# What you will do
Count only the lines of the records that hold "NOTICE", then give the number without any other words.

# Source records
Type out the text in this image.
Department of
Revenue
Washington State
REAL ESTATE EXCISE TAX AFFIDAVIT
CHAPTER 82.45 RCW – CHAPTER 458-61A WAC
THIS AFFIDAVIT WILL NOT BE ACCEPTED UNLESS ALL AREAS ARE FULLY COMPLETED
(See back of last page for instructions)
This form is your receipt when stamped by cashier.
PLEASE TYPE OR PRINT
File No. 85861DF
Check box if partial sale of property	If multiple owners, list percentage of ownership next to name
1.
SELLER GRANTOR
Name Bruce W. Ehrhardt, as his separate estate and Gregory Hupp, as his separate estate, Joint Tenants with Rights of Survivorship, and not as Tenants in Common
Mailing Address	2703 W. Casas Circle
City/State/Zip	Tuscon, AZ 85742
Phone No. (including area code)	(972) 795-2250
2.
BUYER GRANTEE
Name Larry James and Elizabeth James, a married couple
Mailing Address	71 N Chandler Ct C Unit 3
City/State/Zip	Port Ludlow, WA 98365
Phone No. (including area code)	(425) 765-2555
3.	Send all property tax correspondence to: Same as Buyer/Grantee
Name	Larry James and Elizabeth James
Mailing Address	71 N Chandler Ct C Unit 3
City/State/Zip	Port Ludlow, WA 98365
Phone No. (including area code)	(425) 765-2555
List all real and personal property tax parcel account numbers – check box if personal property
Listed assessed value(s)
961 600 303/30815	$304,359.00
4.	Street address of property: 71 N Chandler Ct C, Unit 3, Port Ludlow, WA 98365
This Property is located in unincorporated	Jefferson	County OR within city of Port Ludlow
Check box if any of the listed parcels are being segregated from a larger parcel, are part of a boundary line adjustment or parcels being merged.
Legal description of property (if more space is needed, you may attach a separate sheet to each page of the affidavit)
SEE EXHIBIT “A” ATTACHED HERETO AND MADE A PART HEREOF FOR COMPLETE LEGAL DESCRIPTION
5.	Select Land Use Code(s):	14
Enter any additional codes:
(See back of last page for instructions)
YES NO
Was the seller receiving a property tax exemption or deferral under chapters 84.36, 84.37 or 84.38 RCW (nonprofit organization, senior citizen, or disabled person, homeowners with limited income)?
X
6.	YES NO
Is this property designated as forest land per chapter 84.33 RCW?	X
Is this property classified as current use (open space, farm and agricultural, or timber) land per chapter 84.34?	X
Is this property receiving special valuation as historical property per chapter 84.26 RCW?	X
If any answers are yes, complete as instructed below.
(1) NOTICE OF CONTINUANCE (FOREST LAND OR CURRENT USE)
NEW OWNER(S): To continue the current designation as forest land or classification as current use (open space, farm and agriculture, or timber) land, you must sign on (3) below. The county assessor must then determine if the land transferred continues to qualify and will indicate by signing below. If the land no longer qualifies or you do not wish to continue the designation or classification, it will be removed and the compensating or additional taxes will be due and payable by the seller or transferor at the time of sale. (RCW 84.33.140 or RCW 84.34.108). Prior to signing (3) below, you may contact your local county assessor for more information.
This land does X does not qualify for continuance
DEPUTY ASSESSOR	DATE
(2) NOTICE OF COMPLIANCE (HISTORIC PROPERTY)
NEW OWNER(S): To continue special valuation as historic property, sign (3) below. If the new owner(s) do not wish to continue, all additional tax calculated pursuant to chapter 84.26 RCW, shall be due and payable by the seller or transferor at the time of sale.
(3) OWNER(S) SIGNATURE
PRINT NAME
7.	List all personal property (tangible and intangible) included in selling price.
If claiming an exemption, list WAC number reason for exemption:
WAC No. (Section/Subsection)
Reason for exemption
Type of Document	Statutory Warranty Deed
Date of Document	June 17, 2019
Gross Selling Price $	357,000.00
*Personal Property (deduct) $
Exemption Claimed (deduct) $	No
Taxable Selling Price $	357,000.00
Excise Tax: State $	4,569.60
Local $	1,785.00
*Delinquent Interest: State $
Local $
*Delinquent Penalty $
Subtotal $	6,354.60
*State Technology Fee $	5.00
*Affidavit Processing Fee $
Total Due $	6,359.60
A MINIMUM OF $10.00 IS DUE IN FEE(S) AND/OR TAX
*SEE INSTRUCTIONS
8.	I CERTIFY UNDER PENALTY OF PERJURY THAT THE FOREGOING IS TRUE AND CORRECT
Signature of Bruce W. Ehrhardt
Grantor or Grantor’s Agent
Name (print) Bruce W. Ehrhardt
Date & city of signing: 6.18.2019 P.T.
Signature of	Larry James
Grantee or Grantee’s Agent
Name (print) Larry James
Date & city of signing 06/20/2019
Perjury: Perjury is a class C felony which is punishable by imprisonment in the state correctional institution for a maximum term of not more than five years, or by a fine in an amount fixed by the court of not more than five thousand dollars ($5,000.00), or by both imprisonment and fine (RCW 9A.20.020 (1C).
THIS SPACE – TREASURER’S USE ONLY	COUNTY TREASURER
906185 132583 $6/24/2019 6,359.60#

# Exercise response
2